Rows ::
#####

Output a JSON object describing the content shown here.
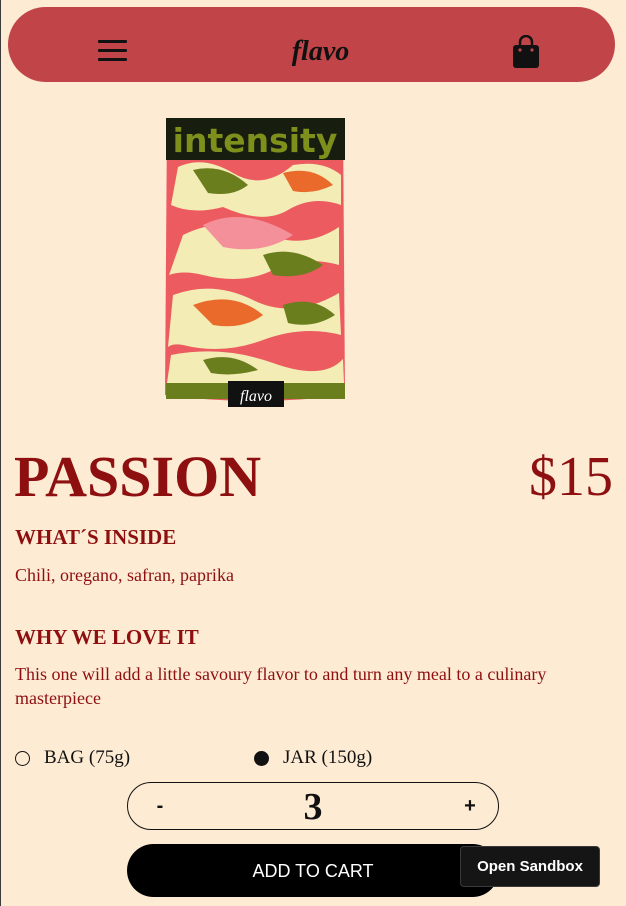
{
  "header": {
    "brand": "flavo",
    "menu_icon": "hamburger-menu-icon",
    "cart_icon": "shopping-bag-icon"
  },
  "product": {
    "image_label": "intensity",
    "image_brand": "flavo",
    "title": "PASSION",
    "price": "$15",
    "whats_inside_heading": "WHAT´S INSIDE",
    "whats_inside_text": "Chili, oregano, safran, paprika",
    "why_heading": "WHY WE LOVE IT",
    "why_text": "This one will add a little savoury flavor to and turn any meal to a culinary masterpiece"
  },
  "sizes": [
    {
      "label": "BAG (75g)",
      "selected": false
    },
    {
      "label": "JAR (150g)",
      "selected": true
    }
  ],
  "quantity": {
    "minus_label": "-",
    "value": "3",
    "plus_label": "+"
  },
  "add_to_cart_label": "ADD TO CART",
  "sandbox_label": "Open Sandbox",
  "colors": {
    "background": "#fdebd3",
    "nav": "#c14548",
    "accent_text": "#8e0f10"
  }
}
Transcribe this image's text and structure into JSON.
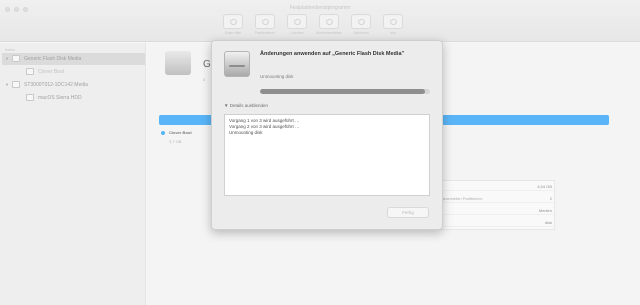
{
  "window": {
    "title": "Festplattendienstprogramm"
  },
  "toolbar": {
    "buttons": [
      {
        "label": "Erste Hilfe",
        "icon": "first-aid-icon"
      },
      {
        "label": "Partitionieren",
        "icon": "partition-icon"
      },
      {
        "label": "Löschen",
        "icon": "erase-icon"
      },
      {
        "label": "Wiederherstellen",
        "icon": "restore-icon"
      },
      {
        "label": "Aktivieren",
        "icon": "mount-icon"
      },
      {
        "label": "Info",
        "icon": "info-icon"
      }
    ]
  },
  "sidebar": {
    "header": "Intern",
    "items": [
      {
        "label": "Generic Flash Disk Media",
        "icon": "disk-icon",
        "selected": true
      },
      {
        "label": "Clover Boot",
        "icon": "volume-icon"
      },
      {
        "label": "ST3000T012-1DC142 Media",
        "icon": "disk-icon"
      },
      {
        "label": "macOS Sierra HDD",
        "icon": "volume-icon"
      }
    ]
  },
  "main": {
    "title": "G",
    "subtitle": "4",
    "usage_color": "#35a5f6",
    "legend_name": "Clover Boot",
    "legend_size": "3,7 GB",
    "info_rows": [
      {
        "key": "",
        "value": "4,04 GB"
      },
      {
        "key": "rgeordneten Partitionen:",
        "value": "2"
      },
      {
        "key": "",
        "value": "Medien"
      },
      {
        "key": "",
        "value": "disk"
      }
    ]
  },
  "dialog": {
    "title": "Änderungen anwenden auf „Generic Flash Disk Media\"",
    "status": "Unmounting disk",
    "progress": 0.97,
    "details_label": "Details ausblenden",
    "log_lines": [
      "Vorgang 1 von 3 wird ausgeführt …",
      "Vorgang 2 von 3 wird ausgeführt …",
      "Unmounting disk"
    ],
    "done_label": "Fertig"
  },
  "colors": {
    "accent": "#35a5f6"
  }
}
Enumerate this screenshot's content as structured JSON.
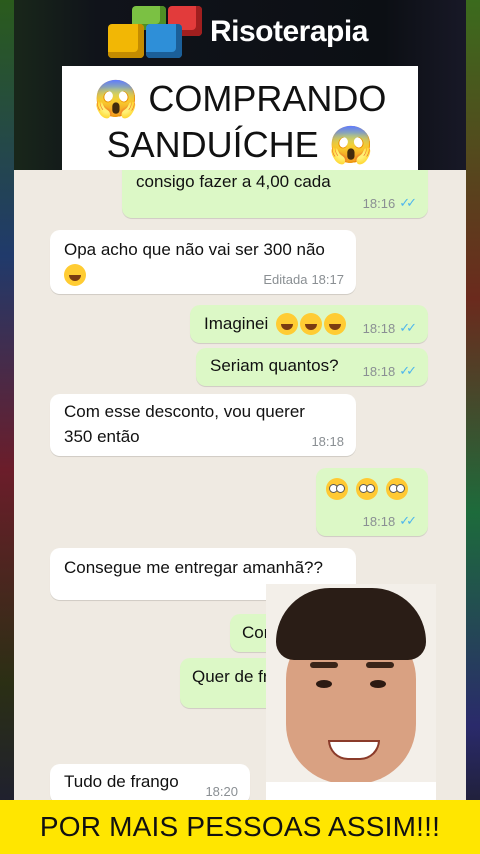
{
  "brand": {
    "name": "Risoterapia"
  },
  "title": {
    "line1": "😱 COMPRANDO",
    "line2": "SANDUÍCHE 😱"
  },
  "chat": {
    "messages": [
      {
        "dir": "out",
        "text": "consigo fazer a 4,00 cada",
        "time": "18:16",
        "ticks": "✓✓"
      },
      {
        "dir": "in",
        "text": "Opa acho que não vai ser 300 não",
        "emoji": "laughing-face",
        "edited": "Editada",
        "time": "18:17"
      },
      {
        "dir": "out",
        "text": "Imaginei",
        "emoji": "laughing-faces-x3",
        "time": "18:18",
        "ticks": "✓✓"
      },
      {
        "dir": "out",
        "text": "Seriam quantos?",
        "time": "18:18",
        "ticks": "✓✓"
      },
      {
        "dir": "in",
        "text": "Com esse desconto, vou querer",
        "text2": "350 então",
        "time": "18:18"
      },
      {
        "dir": "out",
        "emoji": "flushed-faces-x3",
        "time": "18:18",
        "ticks": "✓✓"
      },
      {
        "dir": "in",
        "text": "Consegue me entregar amanhã??"
      },
      {
        "dir": "out",
        "text": "Con"
      },
      {
        "dir": "out",
        "text": "Quer de fr"
      },
      {
        "dir": "in",
        "text": "Tudo de frango",
        "time": "18:20"
      }
    ]
  },
  "banner": {
    "text": "POR MAIS PESSOAS ASSIM!!!"
  }
}
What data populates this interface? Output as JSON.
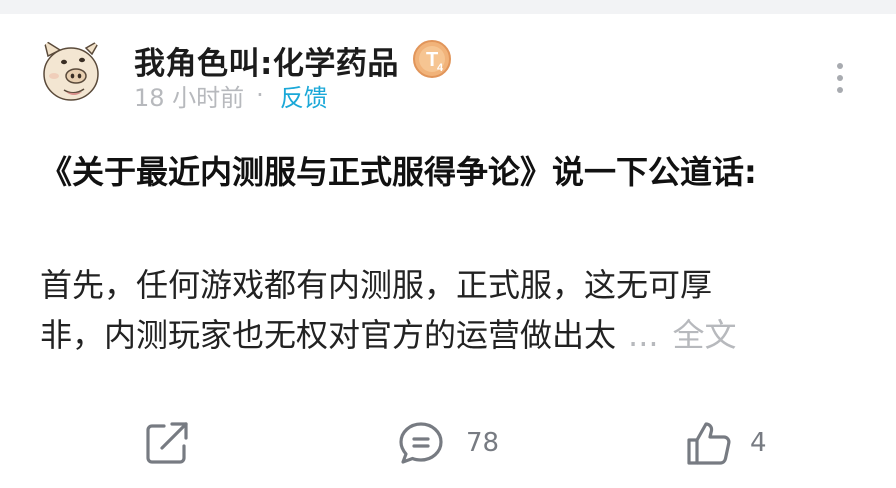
{
  "post": {
    "author": {
      "name": "我角色叫:化学药品",
      "avatar_icon": "cartoon-pig-face-avatar",
      "level_badge": "T",
      "level_badge_sub": "4"
    },
    "time": "18 小时前",
    "meta_separator": "·",
    "feedback_label": "反馈",
    "more_icon": "vertical-dots-icon",
    "title": "《关于最近内测服与正式服得争论》说一下公道话:",
    "body_lines": [
      "首先，任何游戏都有内测服，正式服，这无可厚",
      "非，内测玩家也无权对官方的运营做出太"
    ],
    "ellipsis": "...",
    "read_more_label": "全文"
  },
  "actions": {
    "share_icon": "share-icon",
    "comment_icon": "comment-icon",
    "comment_count": "78",
    "like_icon": "thumbs-up-icon",
    "like_count": "4"
  },
  "colors": {
    "link": "#1ba8d8",
    "meta": "#b7b9bd",
    "icon": "#777b82",
    "badge": "#e8a76a"
  }
}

#####

Problem statement :: Output an exact copy of the material, with the pictures removed.

Task solution ::
Output a JSON object describing the content shown here.
{
  "header": {
    "brand": "flavo",
    "menu_icon": "hamburger-menu-icon",
    "cart_icon": "shopping-bag-icon"
  },
  "product": {
    "image_label": "intensity",
    "image_brand": "flavo",
    "title": "PASSION",
    "price": "$15",
    "whats_inside_heading": "WHAT´S INSIDE",
    "whats_inside_text": "Chili, oregano, safran, paprika",
    "why_heading": "WHY WE LOVE IT",
    "why_text": "This one will add a little savoury flavor to and turn any meal to a culinary masterpiece"
  },
  "sizes": [
    {
      "label": "BAG (75g)",
      "selected": false
    },
    {
      "label": "JAR (150g)",
      "selected": true
    }
  ],
  "quantity": {
    "minus_label": "-",
    "value": "3",
    "plus_label": "+"
  },
  "add_to_cart_label": "ADD TO CART",
  "sandbox_label": "Open Sandbox",
  "colors": {
    "background": "#fdebd3",
    "nav": "#c14548",
    "accent_text": "#8e0f10"
  }
}
Transcribe this image's text and structure into JSON.
{
  "window": {
    "title": "Festplattendienstprogramm"
  },
  "toolbar": {
    "buttons": [
      {
        "label": "Erste Hilfe",
        "icon": "first-aid-icon"
      },
      {
        "label": "Partitionieren",
        "icon": "partition-icon"
      },
      {
        "label": "Löschen",
        "icon": "erase-icon"
      },
      {
        "label": "Wiederherstellen",
        "icon": "restore-icon"
      },
      {
        "label": "Aktivieren",
        "icon": "mount-icon"
      },
      {
        "label": "Info",
        "icon": "info-icon"
      }
    ]
  },
  "sidebar": {
    "header": "Intern",
    "items": [
      {
        "label": "Generic Flash Disk Media",
        "icon": "disk-icon",
        "selected": true
      },
      {
        "label": "Clover Boot",
        "icon": "volume-icon"
      },
      {
        "label": "ST3000T012-1DC142 Media",
        "icon": "disk-icon"
      },
      {
        "label": "macOS Sierra HDD",
        "icon": "volume-icon"
      }
    ]
  },
  "main": {
    "title": "G",
    "subtitle": "4",
    "usage_color": "#35a5f6",
    "legend_name": "Clover Boot",
    "legend_size": "3,7 GB",
    "info_rows": [
      {
        "key": "",
        "value": "4,04 GB"
      },
      {
        "key": "rgeordneten Partitionen:",
        "value": "2"
      },
      {
        "key": "",
        "value": "Medien"
      },
      {
        "key": "",
        "value": "disk"
      }
    ]
  },
  "dialog": {
    "title": "Änderungen anwenden auf „Generic Flash Disk Media\"",
    "status": "Unmounting disk",
    "progress": 0.97,
    "details_label": "Details ausblenden",
    "log_lines": [
      "Vorgang 1 von 3 wird ausgeführt …",
      "Vorgang 2 von 3 wird ausgeführt …",
      "Unmounting disk"
    ],
    "done_label": "Fertig"
  },
  "colors": {
    "accent": "#35a5f6"
  }
}
Enumerate this screenshot's content as structured JSON.
{
  "brand": {
    "name": "Risoterapia"
  },
  "title": {
    "line1": "😱 COMPRANDO",
    "line2": "SANDUÍCHE 😱"
  },
  "chat": {
    "messages": [
      {
        "dir": "out",
        "text": "consigo fazer a 4,00 cada",
        "time": "18:16",
        "ticks": "✓✓"
      },
      {
        "dir": "in",
        "text": "Opa acho que não vai ser 300 não",
        "emoji": "laughing-face",
        "edited": "Editada",
        "time": "18:17"
      },
      {
        "dir": "out",
        "text": "Imaginei",
        "emoji": "laughing-faces-x3",
        "time": "18:18",
        "ticks": "✓✓"
      },
      {
        "dir": "out",
        "text": "Seriam quantos?",
        "time": "18:18",
        "ticks": "✓✓"
      },
      {
        "dir": "in",
        "text": "Com esse desconto, vou querer",
        "text2": "350 então",
        "time": "18:18"
      },
      {
        "dir": "out",
        "emoji": "flushed-faces-x3",
        "time": "18:18",
        "ticks": "✓✓"
      },
      {
        "dir": "in",
        "text": "Consegue me entregar amanhã??"
      },
      {
        "dir": "out",
        "text": "Con"
      },
      {
        "dir": "out",
        "text": "Quer de fr"
      },
      {
        "dir": "in",
        "text": "Tudo de frango",
        "time": "18:20"
      }
    ]
  },
  "banner": {
    "text": "POR MAIS PESSOAS ASSIM!!!"
  }
}
What data populates this interface? Output as JSON.
{
  "post": {
    "author": {
      "name": "我角色叫:化学药品",
      "avatar_icon": "cartoon-pig-face-avatar",
      "level_badge": "T",
      "level_badge_sub": "4"
    },
    "time": "18 小时前",
    "meta_separator": "·",
    "feedback_label": "反馈",
    "more_icon": "vertical-dots-icon",
    "title": "《关于最近内测服与正式服得争论》说一下公道话:",
    "body_lines": [
      "首先，任何游戏都有内测服，正式服，这无可厚",
      "非，内测玩家也无权对官方的运营做出太"
    ],
    "ellipsis": "...",
    "read_more_label": "全文"
  },
  "actions": {
    "share_icon": "share-icon",
    "comment_icon": "comment-icon",
    "comment_count": "78",
    "like_icon": "thumbs-up-icon",
    "like_count": "4"
  },
  "colors": {
    "link": "#1ba8d8",
    "meta": "#b7b9bd",
    "icon": "#777b82",
    "badge": "#e8a76a"
  }
}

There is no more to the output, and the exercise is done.